===== DATA FOR PROCESSING =====

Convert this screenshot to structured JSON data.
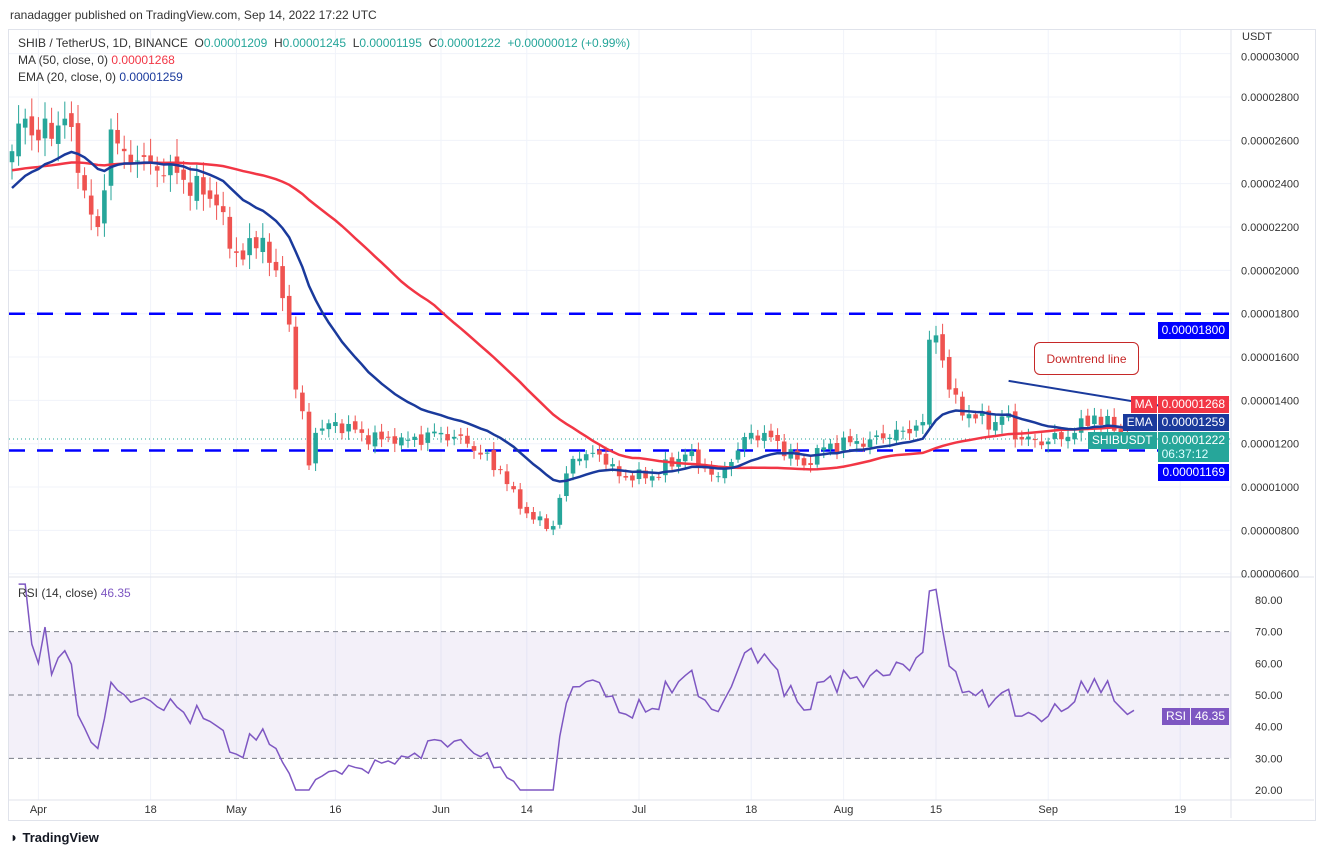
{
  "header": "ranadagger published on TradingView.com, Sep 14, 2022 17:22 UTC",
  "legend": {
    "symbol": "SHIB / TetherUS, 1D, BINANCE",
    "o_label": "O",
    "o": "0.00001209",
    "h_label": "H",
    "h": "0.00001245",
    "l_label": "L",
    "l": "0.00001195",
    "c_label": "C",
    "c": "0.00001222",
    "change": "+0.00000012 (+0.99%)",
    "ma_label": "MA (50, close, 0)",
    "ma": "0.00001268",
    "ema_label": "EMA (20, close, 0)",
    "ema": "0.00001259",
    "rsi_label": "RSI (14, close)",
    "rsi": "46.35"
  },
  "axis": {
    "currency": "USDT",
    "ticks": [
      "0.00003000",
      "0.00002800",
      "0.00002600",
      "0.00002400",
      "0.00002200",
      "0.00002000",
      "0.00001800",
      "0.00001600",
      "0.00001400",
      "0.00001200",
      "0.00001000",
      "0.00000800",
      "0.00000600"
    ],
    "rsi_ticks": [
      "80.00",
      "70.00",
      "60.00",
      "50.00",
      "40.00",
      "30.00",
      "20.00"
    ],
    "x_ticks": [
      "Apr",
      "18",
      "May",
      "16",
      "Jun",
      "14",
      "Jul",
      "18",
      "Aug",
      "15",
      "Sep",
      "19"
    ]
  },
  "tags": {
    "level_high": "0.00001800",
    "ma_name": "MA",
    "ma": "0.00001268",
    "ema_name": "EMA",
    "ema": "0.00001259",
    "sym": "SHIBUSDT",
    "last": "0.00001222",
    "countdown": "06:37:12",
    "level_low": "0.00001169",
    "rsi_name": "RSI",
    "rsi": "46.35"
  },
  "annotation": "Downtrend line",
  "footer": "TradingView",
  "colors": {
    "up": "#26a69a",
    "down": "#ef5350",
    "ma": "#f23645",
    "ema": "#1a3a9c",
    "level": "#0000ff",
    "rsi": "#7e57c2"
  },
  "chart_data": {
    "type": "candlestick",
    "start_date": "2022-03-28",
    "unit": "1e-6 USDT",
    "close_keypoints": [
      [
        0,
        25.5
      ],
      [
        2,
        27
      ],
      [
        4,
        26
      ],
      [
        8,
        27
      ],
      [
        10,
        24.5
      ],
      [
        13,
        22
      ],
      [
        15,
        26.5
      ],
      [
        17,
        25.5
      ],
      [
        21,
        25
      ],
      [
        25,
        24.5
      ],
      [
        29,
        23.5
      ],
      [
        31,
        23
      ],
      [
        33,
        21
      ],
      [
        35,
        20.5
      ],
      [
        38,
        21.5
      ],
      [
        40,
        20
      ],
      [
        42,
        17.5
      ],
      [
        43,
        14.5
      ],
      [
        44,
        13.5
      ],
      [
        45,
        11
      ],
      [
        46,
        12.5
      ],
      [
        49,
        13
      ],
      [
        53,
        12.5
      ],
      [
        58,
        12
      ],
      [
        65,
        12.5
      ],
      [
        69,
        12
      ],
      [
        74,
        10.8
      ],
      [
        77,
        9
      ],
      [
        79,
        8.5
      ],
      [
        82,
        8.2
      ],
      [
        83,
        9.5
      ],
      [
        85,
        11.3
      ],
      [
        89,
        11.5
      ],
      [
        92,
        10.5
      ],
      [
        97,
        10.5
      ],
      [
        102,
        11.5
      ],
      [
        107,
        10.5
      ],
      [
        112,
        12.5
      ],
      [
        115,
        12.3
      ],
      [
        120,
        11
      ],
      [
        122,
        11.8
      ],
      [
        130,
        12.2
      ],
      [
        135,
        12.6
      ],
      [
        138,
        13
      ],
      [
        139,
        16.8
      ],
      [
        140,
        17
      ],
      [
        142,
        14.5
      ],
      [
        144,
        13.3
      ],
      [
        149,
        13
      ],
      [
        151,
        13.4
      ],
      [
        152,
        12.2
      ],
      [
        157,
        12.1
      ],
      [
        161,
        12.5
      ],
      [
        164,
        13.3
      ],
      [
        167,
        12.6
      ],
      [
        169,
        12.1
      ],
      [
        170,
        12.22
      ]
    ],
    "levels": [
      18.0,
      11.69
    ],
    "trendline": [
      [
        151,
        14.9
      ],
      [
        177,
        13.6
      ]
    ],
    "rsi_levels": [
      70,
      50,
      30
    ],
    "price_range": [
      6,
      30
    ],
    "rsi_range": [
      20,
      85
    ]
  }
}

=====

— DIRECTIVE —
Set down the material exactly, every line of it, except for the pictures.

— SOLUTION TO THE PROBLEM —
Convert this screenshot to structured JSON data.
{
  "header": "ranadagger published on TradingView.com, Sep 14, 2022 17:22 UTC",
  "legend": {
    "symbol": "SHIB / TetherUS, 1D, BINANCE",
    "o_label": "O",
    "o": "0.00001209",
    "h_label": "H",
    "h": "0.00001245",
    "l_label": "L",
    "l": "0.00001195",
    "c_label": "C",
    "c": "0.00001222",
    "change": "+0.00000012 (+0.99%)",
    "ma_label": "MA (50, close, 0)",
    "ma": "0.00001268",
    "ema_label": "EMA (20, close, 0)",
    "ema": "0.00001259",
    "rsi_label": "RSI (14, close)",
    "rsi": "46.35"
  },
  "axis": {
    "currency": "USDT",
    "ticks": [
      "0.00003000",
      "0.00002800",
      "0.00002600",
      "0.00002400",
      "0.00002200",
      "0.00002000",
      "0.00001800",
      "0.00001600",
      "0.00001400",
      "0.00001200",
      "0.00001000",
      "0.00000800",
      "0.00000600"
    ],
    "rsi_ticks": [
      "80.00",
      "70.00",
      "60.00",
      "50.00",
      "40.00",
      "30.00",
      "20.00"
    ],
    "x_ticks": [
      "Apr",
      "18",
      "May",
      "16",
      "Jun",
      "14",
      "Jul",
      "18",
      "Aug",
      "15",
      "Sep",
      "19"
    ]
  },
  "tags": {
    "level_high": "0.00001800",
    "ma_name": "MA",
    "ma": "0.00001268",
    "ema_name": "EMA",
    "ema": "0.00001259",
    "sym": "SHIBUSDT",
    "last": "0.00001222",
    "countdown": "06:37:12",
    "level_low": "0.00001169",
    "rsi_name": "RSI",
    "rsi": "46.35"
  },
  "annotation": "Downtrend line",
  "footer": "TradingView",
  "colors": {
    "up": "#26a69a",
    "down": "#ef5350",
    "ma": "#f23645",
    "ema": "#1a3a9c",
    "level": "#0000ff",
    "rsi": "#7e57c2"
  },
  "chart_data": {
    "type": "candlestick",
    "start_date": "2022-03-28",
    "unit": "1e-6 USDT",
    "close_keypoints": [
      [
        0,
        25.5
      ],
      [
        2,
        27
      ],
      [
        4,
        26
      ],
      [
        8,
        27
      ],
      [
        10,
        24.5
      ],
      [
        13,
        22
      ],
      [
        15,
        26.5
      ],
      [
        17,
        25.5
      ],
      [
        21,
        25
      ],
      [
        25,
        24.5
      ],
      [
        29,
        23.5
      ],
      [
        31,
        23
      ],
      [
        33,
        21
      ],
      [
        35,
        20.5
      ],
      [
        38,
        21.5
      ],
      [
        40,
        20
      ],
      [
        42,
        17.5
      ],
      [
        43,
        14.5
      ],
      [
        44,
        13.5
      ],
      [
        45,
        11
      ],
      [
        46,
        12.5
      ],
      [
        49,
        13
      ],
      [
        53,
        12.5
      ],
      [
        58,
        12
      ],
      [
        65,
        12.5
      ],
      [
        69,
        12
      ],
      [
        74,
        10.8
      ],
      [
        77,
        9
      ],
      [
        79,
        8.5
      ],
      [
        82,
        8.2
      ],
      [
        83,
        9.5
      ],
      [
        85,
        11.3
      ],
      [
        89,
        11.5
      ],
      [
        92,
        10.5
      ],
      [
        97,
        10.5
      ],
      [
        102,
        11.5
      ],
      [
        107,
        10.5
      ],
      [
        112,
        12.5
      ],
      [
        115,
        12.3
      ],
      [
        120,
        11
      ],
      [
        122,
        11.8
      ],
      [
        130,
        12.2
      ],
      [
        135,
        12.6
      ],
      [
        138,
        13
      ],
      [
        139,
        16.8
      ],
      [
        140,
        17
      ],
      [
        142,
        14.5
      ],
      [
        144,
        13.3
      ],
      [
        149,
        13
      ],
      [
        151,
        13.4
      ],
      [
        152,
        12.2
      ],
      [
        157,
        12.1
      ],
      [
        161,
        12.5
      ],
      [
        164,
        13.3
      ],
      [
        167,
        12.6
      ],
      [
        169,
        12.1
      ],
      [
        170,
        12.22
      ]
    ],
    "levels": [
      18.0,
      11.69
    ],
    "trendline": [
      [
        151,
        14.9
      ],
      [
        177,
        13.6
      ]
    ],
    "rsi_levels": [
      70,
      50,
      30
    ],
    "price_range": [
      6,
      30
    ],
    "rsi_range": [
      20,
      85
    ]
  }
}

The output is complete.